#### [Exercise]
Type the records out again in full, exactly.

** START Exercise material **

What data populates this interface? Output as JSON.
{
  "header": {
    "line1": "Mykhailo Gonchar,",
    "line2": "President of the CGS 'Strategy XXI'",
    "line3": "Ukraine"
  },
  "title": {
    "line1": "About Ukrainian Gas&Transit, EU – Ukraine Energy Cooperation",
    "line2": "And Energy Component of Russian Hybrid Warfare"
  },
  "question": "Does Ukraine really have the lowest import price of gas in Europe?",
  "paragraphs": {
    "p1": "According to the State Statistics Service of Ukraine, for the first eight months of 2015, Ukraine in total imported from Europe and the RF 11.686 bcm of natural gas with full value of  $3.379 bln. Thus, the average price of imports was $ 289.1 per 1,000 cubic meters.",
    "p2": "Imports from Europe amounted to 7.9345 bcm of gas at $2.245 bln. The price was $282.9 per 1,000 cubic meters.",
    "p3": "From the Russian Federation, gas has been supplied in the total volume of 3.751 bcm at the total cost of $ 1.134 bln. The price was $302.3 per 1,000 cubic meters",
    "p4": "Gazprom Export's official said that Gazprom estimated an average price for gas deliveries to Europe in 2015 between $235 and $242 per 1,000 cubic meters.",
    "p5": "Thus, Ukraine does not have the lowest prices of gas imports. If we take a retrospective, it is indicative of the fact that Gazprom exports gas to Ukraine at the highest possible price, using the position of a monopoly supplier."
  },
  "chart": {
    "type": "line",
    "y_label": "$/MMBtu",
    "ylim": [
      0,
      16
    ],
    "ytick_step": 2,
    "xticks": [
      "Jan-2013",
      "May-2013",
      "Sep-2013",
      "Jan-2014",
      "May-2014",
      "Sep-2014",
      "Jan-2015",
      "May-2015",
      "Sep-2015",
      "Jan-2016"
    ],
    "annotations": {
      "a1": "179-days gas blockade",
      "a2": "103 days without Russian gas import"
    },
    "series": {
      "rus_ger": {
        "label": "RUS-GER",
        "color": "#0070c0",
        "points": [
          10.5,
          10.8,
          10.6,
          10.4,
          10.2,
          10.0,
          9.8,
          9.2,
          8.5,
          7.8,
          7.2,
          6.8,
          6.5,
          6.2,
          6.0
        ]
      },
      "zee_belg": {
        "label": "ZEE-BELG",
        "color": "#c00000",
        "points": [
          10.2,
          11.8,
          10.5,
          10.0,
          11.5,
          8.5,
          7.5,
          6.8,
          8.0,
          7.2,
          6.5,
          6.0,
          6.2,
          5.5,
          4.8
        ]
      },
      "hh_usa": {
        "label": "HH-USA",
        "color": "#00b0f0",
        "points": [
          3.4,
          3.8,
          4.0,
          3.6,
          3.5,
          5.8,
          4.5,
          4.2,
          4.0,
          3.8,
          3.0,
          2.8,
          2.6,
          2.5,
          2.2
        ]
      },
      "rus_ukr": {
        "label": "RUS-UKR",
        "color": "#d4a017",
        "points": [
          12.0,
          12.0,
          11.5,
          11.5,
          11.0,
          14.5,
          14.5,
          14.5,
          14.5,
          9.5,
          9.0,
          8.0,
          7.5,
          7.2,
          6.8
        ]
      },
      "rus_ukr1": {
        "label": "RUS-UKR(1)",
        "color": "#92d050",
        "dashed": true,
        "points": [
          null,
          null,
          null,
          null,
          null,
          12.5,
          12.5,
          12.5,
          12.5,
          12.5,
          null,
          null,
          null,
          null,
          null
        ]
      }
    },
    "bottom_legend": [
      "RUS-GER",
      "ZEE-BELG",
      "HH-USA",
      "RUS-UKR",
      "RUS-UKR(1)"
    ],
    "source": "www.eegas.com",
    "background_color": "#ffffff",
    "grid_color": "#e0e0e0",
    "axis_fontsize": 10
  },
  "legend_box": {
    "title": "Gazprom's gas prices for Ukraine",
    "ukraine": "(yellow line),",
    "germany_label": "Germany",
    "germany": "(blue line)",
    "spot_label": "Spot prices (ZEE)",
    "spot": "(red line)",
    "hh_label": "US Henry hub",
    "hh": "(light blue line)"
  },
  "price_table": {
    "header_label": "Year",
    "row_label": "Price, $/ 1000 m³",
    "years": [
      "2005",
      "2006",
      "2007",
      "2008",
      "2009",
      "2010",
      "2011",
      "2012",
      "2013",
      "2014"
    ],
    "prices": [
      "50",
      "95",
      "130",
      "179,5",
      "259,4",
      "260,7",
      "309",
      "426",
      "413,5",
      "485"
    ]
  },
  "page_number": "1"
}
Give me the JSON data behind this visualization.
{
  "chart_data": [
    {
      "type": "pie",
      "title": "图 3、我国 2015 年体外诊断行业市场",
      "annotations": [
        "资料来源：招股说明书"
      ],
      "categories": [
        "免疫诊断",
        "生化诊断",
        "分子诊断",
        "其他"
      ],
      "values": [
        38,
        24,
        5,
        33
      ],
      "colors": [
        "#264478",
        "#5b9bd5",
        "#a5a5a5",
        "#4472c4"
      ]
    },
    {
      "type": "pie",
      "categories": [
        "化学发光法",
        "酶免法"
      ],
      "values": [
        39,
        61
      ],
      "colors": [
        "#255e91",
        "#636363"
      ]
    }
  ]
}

** END Exercise material **

#### [Exercise response]
What data populates this interface? Output as JSON.
{
  "header": {
    "line1": "Mykhailo Gonchar,",
    "line2": "President of the CGS 'Strategy XXI'",
    "line3": "Ukraine"
  },
  "title": {
    "line1": "About Ukrainian Gas&Transit, EU – Ukraine Energy Cooperation",
    "line2": "And Energy Component of Russian Hybrid Warfare"
  },
  "question": "Does Ukraine really have the lowest import price of gas in Europe?",
  "paragraphs": {
    "p1": "According to the State Statistics Service of Ukraine, for the first eight months of 2015, Ukraine in total imported from Europe and the RF 11.686 bcm of natural gas with full value of  $3.379 bln. Thus, the average price of imports was $ 289.1 per 1,000 cubic meters.",
    "p2": "Imports from Europe amounted to 7.9345 bcm of gas at $2.245 bln. The price was $282.9 per 1,000 cubic meters.",
    "p3": "From the Russian Federation, gas has been supplied in the total volume of 3.751 bcm at the total cost of $ 1.134 bln. The price was $302.3 per 1,000 cubic meters",
    "p4": "Gazprom Export's official said that Gazprom estimated an average price for gas deliveries to Europe in 2015 between $235 and $242 per 1,000 cubic meters.",
    "p5": "Thus, Ukraine does not have the lowest prices of gas imports. If we take a retrospective, it is indicative of the fact that Gazprom exports gas to Ukraine at the highest possible price, using the position of a monopoly supplier."
  },
  "chart": {
    "type": "line",
    "y_label": "$/MMBtu",
    "ylim": [
      0,
      16
    ],
    "ytick_step": 2,
    "xticks": [
      "Jan-2013",
      "May-2013",
      "Sep-2013",
      "Jan-2014",
      "May-2014",
      "Sep-2014",
      "Jan-2015",
      "May-2015",
      "Sep-2015",
      "Jan-2016"
    ],
    "annotations": {
      "a1": "179-days gas blockade",
      "a2": "103 days without Russian gas import"
    },
    "series": {
      "rus_ger": {
        "label": "RUS-GER",
        "color": "#0070c0",
        "points": [
          10.5,
          10.8,
          10.6,
          10.4,
          10.2,
          10.0,
          9.8,
          9.2,
          8.5,
          7.8,
          7.2,
          6.8,
          6.5,
          6.2,
          6.0
        ]
      },
      "zee_belg": {
        "label": "ZEE-BELG",
        "color": "#c00000",
        "points": [
          10.2,
          11.8,
          10.5,
          10.0,
          11.5,
          8.5,
          7.5,
          6.8,
          8.0,
          7.2,
          6.5,
          6.0,
          6.2,
          5.5,
          4.8
        ]
      },
      "hh_usa": {
        "label": "HH-USA",
        "color": "#00b0f0",
        "points": [
          3.4,
          3.8,
          4.0,
          3.6,
          3.5,
          5.8,
          4.5,
          4.2,
          4.0,
          3.8,
          3.0,
          2.8,
          2.6,
          2.5,
          2.2
        ]
      },
      "rus_ukr": {
        "label": "RUS-UKR",
        "color": "#d4a017",
        "points": [
          12.0,
          12.0,
          11.5,
          11.5,
          11.0,
          14.5,
          14.5,
          14.5,
          14.5,
          9.5,
          9.0,
          8.0,
          7.5,
          7.2,
          6.8
        ]
      },
      "rus_ukr1": {
        "label": "RUS-UKR(1)",
        "color": "#92d050",
        "dashed": true,
        "points": [
          null,
          null,
          null,
          null,
          null,
          12.5,
          12.5,
          12.5,
          12.5,
          12.5,
          null,
          null,
          null,
          null,
          null
        ]
      }
    },
    "bottom_legend": [
      "RUS-GER",
      "ZEE-BELG",
      "HH-USA",
      "RUS-UKR",
      "RUS-UKR(1)"
    ],
    "source": "www.eegas.com",
    "background_color": "#ffffff",
    "grid_color": "#e0e0e0",
    "axis_fontsize": 10
  },
  "legend_box": {
    "title": "Gazprom's gas prices for Ukraine",
    "ukraine": "(yellow line),",
    "germany_label": "Germany",
    "germany": "(blue line)",
    "spot_label": "Spot prices (ZEE)",
    "spot": "(red line)",
    "hh_label": "US Henry hub",
    "hh": "(light blue line)"
  },
  "price_table": {
    "header_label": "Year",
    "row_label": "Price, $/ 1000 m³",
    "years": [
      "2005",
      "2006",
      "2007",
      "2008",
      "2009",
      "2010",
      "2011",
      "2012",
      "2013",
      "2014"
    ],
    "prices": [
      "50",
      "95",
      "130",
      "179,5",
      "259,4",
      "260,7",
      "309",
      "426",
      "413,5",
      "485"
    ]
  },
  "page_number": "1"
}
Give me the JSON data behind this visualization.
{
  "chart_data": [
    {
      "type": "pie",
      "title": "图 3、我国 2015 年体外诊断行业市场",
      "annotations": [
        "资料来源：招股说明书"
      ],
      "categories": [
        "免疫诊断",
        "生化诊断",
        "分子诊断",
        "其他"
      ],
      "values": [
        38,
        24,
        5,
        33
      ],
      "colors": [
        "#264478",
        "#5b9bd5",
        "#a5a5a5",
        "#4472c4"
      ]
    },
    {
      "type": "pie",
      "categories": [
        "化学发光法",
        "酶免法"
      ],
      "values": [
        39,
        61
      ],
      "colors": [
        "#255e91",
        "#636363"
      ]
    }
  ]
}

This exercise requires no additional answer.